[DIRECTION]:
Return all of the entries exactly as written.

[DATA EXCERPTS]:
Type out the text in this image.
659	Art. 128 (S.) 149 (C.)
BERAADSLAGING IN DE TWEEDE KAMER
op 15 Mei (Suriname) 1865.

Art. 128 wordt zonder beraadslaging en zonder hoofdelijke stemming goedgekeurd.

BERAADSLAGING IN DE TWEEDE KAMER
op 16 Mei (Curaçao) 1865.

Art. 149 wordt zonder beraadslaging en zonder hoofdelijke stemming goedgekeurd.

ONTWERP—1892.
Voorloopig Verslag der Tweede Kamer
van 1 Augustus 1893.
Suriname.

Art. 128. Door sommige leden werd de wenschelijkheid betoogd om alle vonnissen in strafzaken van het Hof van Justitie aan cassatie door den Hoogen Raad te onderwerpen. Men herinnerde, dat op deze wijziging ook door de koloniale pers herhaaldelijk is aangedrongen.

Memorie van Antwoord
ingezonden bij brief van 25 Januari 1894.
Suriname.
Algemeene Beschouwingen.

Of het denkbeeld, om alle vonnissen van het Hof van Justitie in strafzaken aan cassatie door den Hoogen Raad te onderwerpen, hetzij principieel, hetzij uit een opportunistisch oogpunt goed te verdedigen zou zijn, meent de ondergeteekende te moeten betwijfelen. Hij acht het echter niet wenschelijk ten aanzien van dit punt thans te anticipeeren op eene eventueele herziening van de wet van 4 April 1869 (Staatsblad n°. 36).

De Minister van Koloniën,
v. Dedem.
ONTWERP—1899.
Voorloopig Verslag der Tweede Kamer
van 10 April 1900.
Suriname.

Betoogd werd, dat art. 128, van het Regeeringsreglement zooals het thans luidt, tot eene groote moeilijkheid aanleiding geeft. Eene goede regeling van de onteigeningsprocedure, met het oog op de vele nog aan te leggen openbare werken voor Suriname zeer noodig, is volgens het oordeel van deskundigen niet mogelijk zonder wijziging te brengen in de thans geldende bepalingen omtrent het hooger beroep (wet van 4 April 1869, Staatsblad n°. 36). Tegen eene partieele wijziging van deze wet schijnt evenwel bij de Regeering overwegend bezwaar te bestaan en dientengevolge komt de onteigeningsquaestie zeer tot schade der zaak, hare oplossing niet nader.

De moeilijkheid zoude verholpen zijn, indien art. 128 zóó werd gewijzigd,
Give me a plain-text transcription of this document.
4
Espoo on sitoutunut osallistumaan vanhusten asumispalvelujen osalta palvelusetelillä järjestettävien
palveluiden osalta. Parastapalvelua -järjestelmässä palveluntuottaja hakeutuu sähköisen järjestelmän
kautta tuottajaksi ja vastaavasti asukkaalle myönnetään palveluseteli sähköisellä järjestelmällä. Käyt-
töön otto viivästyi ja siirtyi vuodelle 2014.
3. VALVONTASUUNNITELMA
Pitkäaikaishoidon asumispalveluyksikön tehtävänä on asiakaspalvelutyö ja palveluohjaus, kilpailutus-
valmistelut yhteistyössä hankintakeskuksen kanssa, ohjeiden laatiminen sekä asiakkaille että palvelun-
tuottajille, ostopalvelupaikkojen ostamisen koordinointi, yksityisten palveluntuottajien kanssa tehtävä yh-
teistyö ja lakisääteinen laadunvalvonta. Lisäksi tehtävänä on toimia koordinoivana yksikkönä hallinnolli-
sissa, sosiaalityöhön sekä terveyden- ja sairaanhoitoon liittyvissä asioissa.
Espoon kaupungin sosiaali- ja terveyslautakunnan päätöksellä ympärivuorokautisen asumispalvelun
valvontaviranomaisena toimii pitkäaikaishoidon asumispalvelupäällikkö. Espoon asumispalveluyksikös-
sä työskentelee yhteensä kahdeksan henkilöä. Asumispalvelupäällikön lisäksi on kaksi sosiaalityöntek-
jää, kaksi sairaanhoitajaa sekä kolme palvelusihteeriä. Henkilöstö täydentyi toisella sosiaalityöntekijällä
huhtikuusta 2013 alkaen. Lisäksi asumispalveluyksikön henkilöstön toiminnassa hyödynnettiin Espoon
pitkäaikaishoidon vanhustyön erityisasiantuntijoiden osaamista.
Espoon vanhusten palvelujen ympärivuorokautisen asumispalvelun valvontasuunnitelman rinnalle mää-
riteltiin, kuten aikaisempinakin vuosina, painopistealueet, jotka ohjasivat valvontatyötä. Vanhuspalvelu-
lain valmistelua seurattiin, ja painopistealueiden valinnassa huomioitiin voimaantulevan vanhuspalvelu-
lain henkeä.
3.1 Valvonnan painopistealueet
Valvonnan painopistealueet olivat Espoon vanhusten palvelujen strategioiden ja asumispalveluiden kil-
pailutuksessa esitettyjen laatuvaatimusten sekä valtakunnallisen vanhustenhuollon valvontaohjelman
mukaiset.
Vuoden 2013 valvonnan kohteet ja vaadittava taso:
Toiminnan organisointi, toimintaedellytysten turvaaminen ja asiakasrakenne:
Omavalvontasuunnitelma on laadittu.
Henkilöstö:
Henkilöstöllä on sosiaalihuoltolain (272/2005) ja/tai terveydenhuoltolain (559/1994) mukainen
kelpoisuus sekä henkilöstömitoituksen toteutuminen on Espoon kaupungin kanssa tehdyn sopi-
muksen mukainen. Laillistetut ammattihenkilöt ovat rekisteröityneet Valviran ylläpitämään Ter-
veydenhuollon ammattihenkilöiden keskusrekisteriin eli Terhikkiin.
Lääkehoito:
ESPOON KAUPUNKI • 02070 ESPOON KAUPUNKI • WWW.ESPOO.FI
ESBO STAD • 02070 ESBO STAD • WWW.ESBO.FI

[TASK SOLUTION]:
Type out the text in this image.
659	Art. 128 (S.) 149 (C.)
BERAADSLAGING IN DE TWEEDE KAMER
op 15 Mei (Suriname) 1865.

Art. 128 wordt zonder beraadslaging en zonder hoofdelijke stemming goedgekeurd.

BERAADSLAGING IN DE TWEEDE KAMER
op 16 Mei (Curaçao) 1865.

Art. 149 wordt zonder beraadslaging en zonder hoofdelijke stemming goedgekeurd.

ONTWERP—1892.
Voorloopig Verslag der Tweede Kamer
van 1 Augustus 1893.
Suriname.

Art. 128. Door sommige leden werd de wenschelijkheid betoogd om alle vonnissen in strafzaken van het Hof van Justitie aan cassatie door den Hoogen Raad te onderwerpen. Men herinnerde, dat op deze wijziging ook door de koloniale pers herhaaldelijk is aangedrongen.

Memorie van Antwoord
ingezonden bij brief van 25 Januari 1894.
Suriname.
Algemeene Beschouwingen.

Of het denkbeeld, om alle vonnissen van het Hof van Justitie in strafzaken aan cassatie door den Hoogen Raad te onderwerpen, hetzij principieel, hetzij uit een opportunistisch oogpunt goed te verdedigen zou zijn, meent de ondergeteekende te moeten betwijfelen. Hij acht het echter niet wenschelijk ten aanzien van dit punt thans te anticipeeren op eene eventueele herziening van de wet van 4 April 1869 (Staatsblad n°. 36).

De Minister van Koloniën,
v. Dedem.
ONTWERP—1899.
Voorloopig Verslag der Tweede Kamer
van 10 April 1900.
Suriname.

Betoogd werd, dat art. 128, van het Regeeringsreglement zooals het thans luidt, tot eene groote moeilijkheid aanleiding geeft. Eene goede regeling van de onteigeningsprocedure, met het oog op de vele nog aan te leggen openbare werken voor Suriname zeer noodig, is volgens het oordeel van deskundigen niet mogelijk zonder wijziging te brengen in de thans geldende bepalingen omtrent het hooger beroep (wet van 4 April 1869, Staatsblad n°. 36). Tegen eene partieele wijziging van deze wet schijnt evenwel bij de Regeering overwegend bezwaar te bestaan en dientengevolge komt de onteigeningsquaestie zeer tot schade der zaak, hare oplossing niet nader.

De moeilijkheid zoude verholpen zijn, indien art. 128 zóó werd gewijzigd,
Give me a plain-text transcription of this document.
4
Espoo on sitoutunut osallistumaan vanhusten asumispalvelujen osalta palvelusetelillä järjestettävien
palveluiden osalta. Parastapalvelua -järjestelmässä palveluntuottaja hakeutuu sähköisen järjestelmän
kautta tuottajaksi ja vastaavasti asukkaalle myönnetään palveluseteli sähköisellä järjestelmällä. Käyt-
töön otto viivästyi ja siirtyi vuodelle 2014.
3. VALVONTASUUNNITELMA
Pitkäaikaishoidon asumispalveluyksikön tehtävänä on asiakaspalvelutyö ja palveluohjaus, kilpailutus-
valmistelut yhteistyössä hankintakeskuksen kanssa, ohjeiden laatiminen sekä asiakkaille että palvelun-
tuottajille, ostopalvelupaikkojen ostamisen koordinointi, yksityisten palveluntuottajien kanssa tehtävä yh-
teistyö ja lakisääteinen laadunvalvonta. Lisäksi tehtävänä on toimia koordinoivana yksikkönä hallinnolli-
sissa, sosiaalityöhön sekä terveyden- ja sairaanhoitoon liittyvissä asioissa.
Espoon kaupungin sosiaali- ja terveyslautakunnan päätöksellä ympärivuorokautisen asumispalvelun
valvontaviranomaisena toimii pitkäaikaishoidon asumispalvelupäällikkö. Espoon asumispalveluyksikös-
sä työskentelee yhteensä kahdeksan henkilöä. Asumispalvelupäällikön lisäksi on kaksi sosiaalityöntek-
jää, kaksi sairaanhoitajaa sekä kolme palvelusihteeriä. Henkilöstö täydentyi toisella sosiaalityöntekijällä
huhtikuusta 2013 alkaen. Lisäksi asumispalveluyksikön henkilöstön toiminnassa hyödynnettiin Espoon
pitkäaikaishoidon vanhustyön erityisasiantuntijoiden osaamista.
Espoon vanhusten palvelujen ympärivuorokautisen asumispalvelun valvontasuunnitelman rinnalle mää-
riteltiin, kuten aikaisempinakin vuosina, painopistealueet, jotka ohjasivat valvontatyötä. Vanhuspalvelu-
lain valmistelua seurattiin, ja painopistealueiden valinnassa huomioitiin voimaantulevan vanhuspalvelu-
lain henkeä.
3.1 Valvonnan painopistealueet
Valvonnan painopistealueet olivat Espoon vanhusten palvelujen strategioiden ja asumispalveluiden kil-
pailutuksessa esitettyjen laatuvaatimusten sekä valtakunnallisen vanhustenhuollon valvontaohjelman
mukaiset.
Vuoden 2013 valvonnan kohteet ja vaadittava taso:
Toiminnan organisointi, toimintaedellytysten turvaaminen ja asiakasrakenne:
Omavalvontasuunnitelma on laadittu.
Henkilöstö:
Henkilöstöllä on sosiaalihuoltolain (272/2005) ja/tai terveydenhuoltolain (559/1994) mukainen
kelpoisuus sekä henkilöstömitoituksen toteutuminen on Espoon kaupungin kanssa tehdyn sopi-
muksen mukainen. Laillistetut ammattihenkilöt ovat rekisteröityneet Valviran ylläpitämään Ter-
veydenhuollon ammattihenkilöiden keskusrekisteriin eli Terhikkiin.
Lääkehoito:
ESPOON KAUPUNKI • 02070 ESPOON KAUPUNKI • WWW.ESPOO.FI
ESBO STAD • 02070 ESBO STAD • WWW.ESBO.FI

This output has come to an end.